## What is required
Output every line exactly as written. Leave out pictures.

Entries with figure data

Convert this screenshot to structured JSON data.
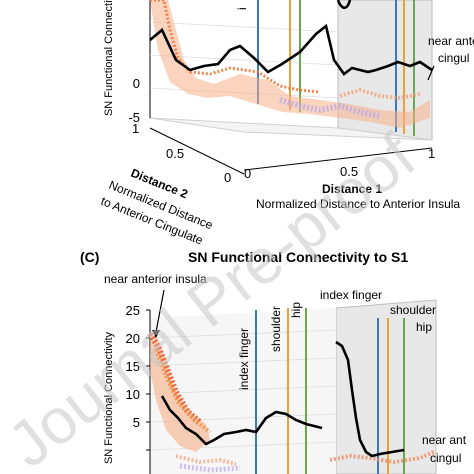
{
  "panel_b": {
    "ylabel": "SN Functional Connectivity",
    "ylabel_top": "SN Functional Connectivity",
    "z_ticks": [
      "0",
      "-5"
    ],
    "x_ticks": [
      "0",
      "0.5",
      "1"
    ],
    "y_ticks": [
      "1",
      "0.5",
      "0"
    ],
    "xlabel": "Distance 1",
    "xlabel_sub": "Normalized Distance to Anterior Insula",
    "ylabel_depth": "Distance 2",
    "ylabel_depth_sub1": "Normalized Distance",
    "ylabel_depth_sub2": "to Anterior Cingulate",
    "annot_top": "i",
    "annot_near1": "near anter",
    "annot_near2": "cingul"
  },
  "panel_c": {
    "letter": "(C)",
    "title": "SN Functional Connectivity to S1",
    "ylabel": "SN Functional Connectivity",
    "z_ticks": [
      "25",
      "20",
      "15",
      "10",
      "5"
    ],
    "annot_insula": "near anterior insula",
    "line_labels_left": [
      "index finger",
      "shoulder",
      "hip"
    ],
    "line_labels_right": [
      "index finger",
      "shoulder",
      "hip"
    ],
    "annot_near1": "near ant",
    "annot_near2": "cingul"
  },
  "watermark": "Journal Pre-proof",
  "colors": {
    "index_finger": "#3a78b8",
    "shoulder": "#e8a23a",
    "hip": "#6aa84f",
    "black_curve": "#000000",
    "cloud_warm": "#f08a4a",
    "cloud_cool": "#b8a8e8"
  },
  "chart_data": [
    {
      "type": "line",
      "panel": "B",
      "zlim": [
        -5,
        20
      ],
      "xlim": [
        0,
        1
      ],
      "ylim": [
        0,
        1
      ],
      "series": [
        {
          "x": [
            0.0,
            0.1,
            0.2,
            0.3,
            0.4,
            0.5,
            0.6,
            0.7,
            0.8,
            0.9,
            1.0
          ],
          "values": [
            18,
            10,
            6,
            8,
            5,
            9,
            3,
            5,
            4,
            6,
            2
          ]
        }
      ]
    },
    {
      "type": "line",
      "panel": "C",
      "zlim": [
        5,
        25
      ],
      "series": [
        {
          "x": [
            0.0,
            0.1,
            0.2,
            0.3,
            0.4,
            0.5,
            0.6,
            0.7,
            0.8,
            0.9,
            1.0
          ],
          "values": [
            20,
            13,
            9,
            7,
            8,
            7,
            12,
            6,
            5,
            6,
            6
          ]
        }
      ]
    }
  ]
}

## Answer for this exercise
Convert this screenshot to structured JSON data.
{
  "panel_b": {
    "ylabel": "SN Functional Connectivity",
    "ylabel_top": "SN Functional Connectivity",
    "z_ticks": [
      "0",
      "-5"
    ],
    "x_ticks": [
      "0",
      "0.5",
      "1"
    ],
    "y_ticks": [
      "1",
      "0.5",
      "0"
    ],
    "xlabel": "Distance 1",
    "xlabel_sub": "Normalized Distance to Anterior Insula",
    "ylabel_depth": "Distance 2",
    "ylabel_depth_sub1": "Normalized Distance",
    "ylabel_depth_sub2": "to Anterior Cingulate",
    "annot_top": "i",
    "annot_near1": "near anter",
    "annot_near2": "cingul"
  },
  "panel_c": {
    "letter": "(C)",
    "title": "SN Functional Connectivity to S1",
    "ylabel": "SN Functional Connectivity",
    "z_ticks": [
      "25",
      "20",
      "15",
      "10",
      "5"
    ],
    "annot_insula": "near anterior insula",
    "line_labels_left": [
      "index finger",
      "shoulder",
      "hip"
    ],
    "line_labels_right": [
      "index finger",
      "shoulder",
      "hip"
    ],
    "annot_near1": "near ant",
    "annot_near2": "cingul"
  },
  "watermark": "Journal Pre-proof",
  "colors": {
    "index_finger": "#3a78b8",
    "shoulder": "#e8a23a",
    "hip": "#6aa84f",
    "black_curve": "#000000",
    "cloud_warm": "#f08a4a",
    "cloud_cool": "#b8a8e8"
  },
  "chart_data": [
    {
      "type": "line",
      "panel": "B",
      "zlim": [
        -5,
        20
      ],
      "xlim": [
        0,
        1
      ],
      "ylim": [
        0,
        1
      ],
      "series": [
        {
          "x": [
            0.0,
            0.1,
            0.2,
            0.3,
            0.4,
            0.5,
            0.6,
            0.7,
            0.8,
            0.9,
            1.0
          ],
          "values": [
            18,
            10,
            6,
            8,
            5,
            9,
            3,
            5,
            4,
            6,
            2
          ]
        }
      ]
    },
    {
      "type": "line",
      "panel": "C",
      "zlim": [
        5,
        25
      ],
      "series": [
        {
          "x": [
            0.0,
            0.1,
            0.2,
            0.3,
            0.4,
            0.5,
            0.6,
            0.7,
            0.8,
            0.9,
            1.0
          ],
          "values": [
            20,
            13,
            9,
            7,
            8,
            7,
            12,
            6,
            5,
            6,
            6
          ]
        }
      ]
    }
  ]
}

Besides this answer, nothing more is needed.